(Data listing)
####
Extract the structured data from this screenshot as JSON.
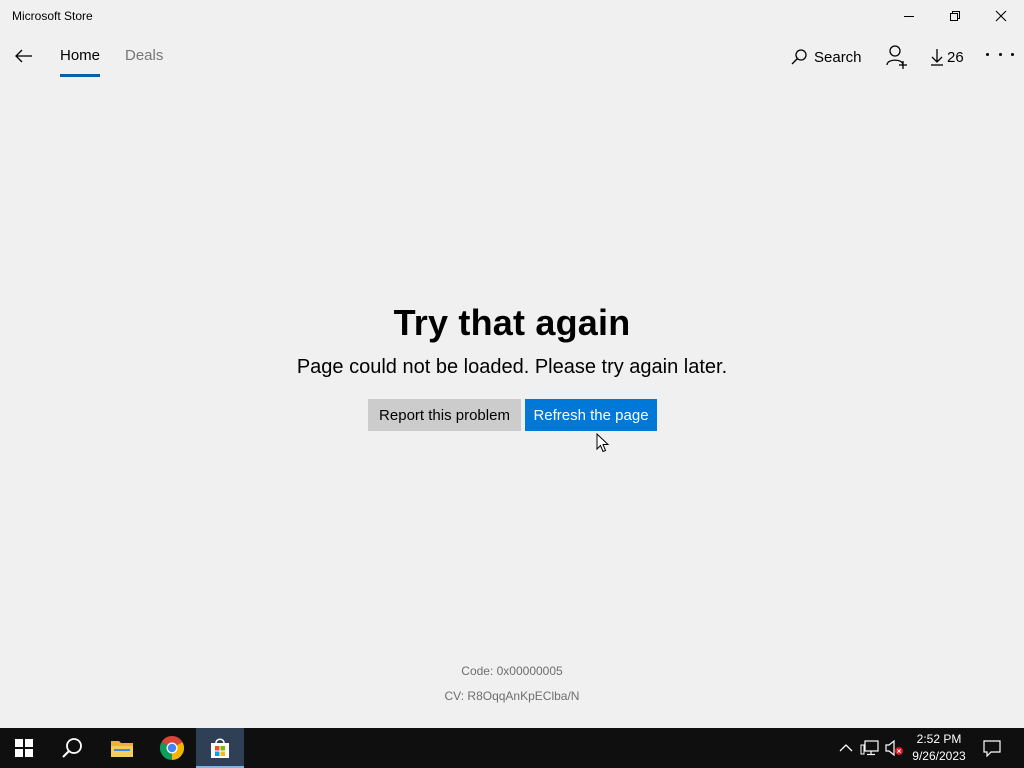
{
  "window": {
    "title": "Microsoft Store",
    "controls": [
      "minimize",
      "restore",
      "close"
    ]
  },
  "nav": {
    "tabs": [
      {
        "label": "Home",
        "active": true
      },
      {
        "label": "Deals",
        "active": false
      }
    ],
    "search_label": "Search",
    "downloads_count": "26",
    "accent": "#0063b1"
  },
  "error": {
    "title": "Try that again",
    "message": "Page could not be loaded. Please try again later.",
    "report_label": "Report this problem",
    "refresh_label": "Refresh the page",
    "code": "Code: 0x00000005",
    "cv": "CV: R8OqqAnKpEClba/N",
    "refresh_color": "#0078d7"
  },
  "taskbar": {
    "apps": [
      "start-icon",
      "search-icon",
      "file-explorer-icon",
      "chrome-icon",
      "store-icon"
    ],
    "time": "2:52 PM",
    "date": "9/26/2023"
  }
}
####
EXERCISE TASK — Nothing in the entries above should change when they are printed again, except that the pictures are dropped.

COMPLETED TASK —
Extract the structured data from this screenshot as JSON.
{
  "window": {
    "title": "Microsoft Store",
    "controls": [
      "minimize",
      "restore",
      "close"
    ]
  },
  "nav": {
    "tabs": [
      {
        "label": "Home",
        "active": true
      },
      {
        "label": "Deals",
        "active": false
      }
    ],
    "search_label": "Search",
    "downloads_count": "26",
    "accent": "#0063b1"
  },
  "error": {
    "title": "Try that again",
    "message": "Page could not be loaded. Please try again later.",
    "report_label": "Report this problem",
    "refresh_label": "Refresh the page",
    "code": "Code: 0x00000005",
    "cv": "CV: R8OqqAnKpEClba/N",
    "refresh_color": "#0078d7"
  },
  "taskbar": {
    "apps": [
      "start-icon",
      "search-icon",
      "file-explorer-icon",
      "chrome-icon",
      "store-icon"
    ],
    "time": "2:52 PM",
    "date": "9/26/2023"
  }
}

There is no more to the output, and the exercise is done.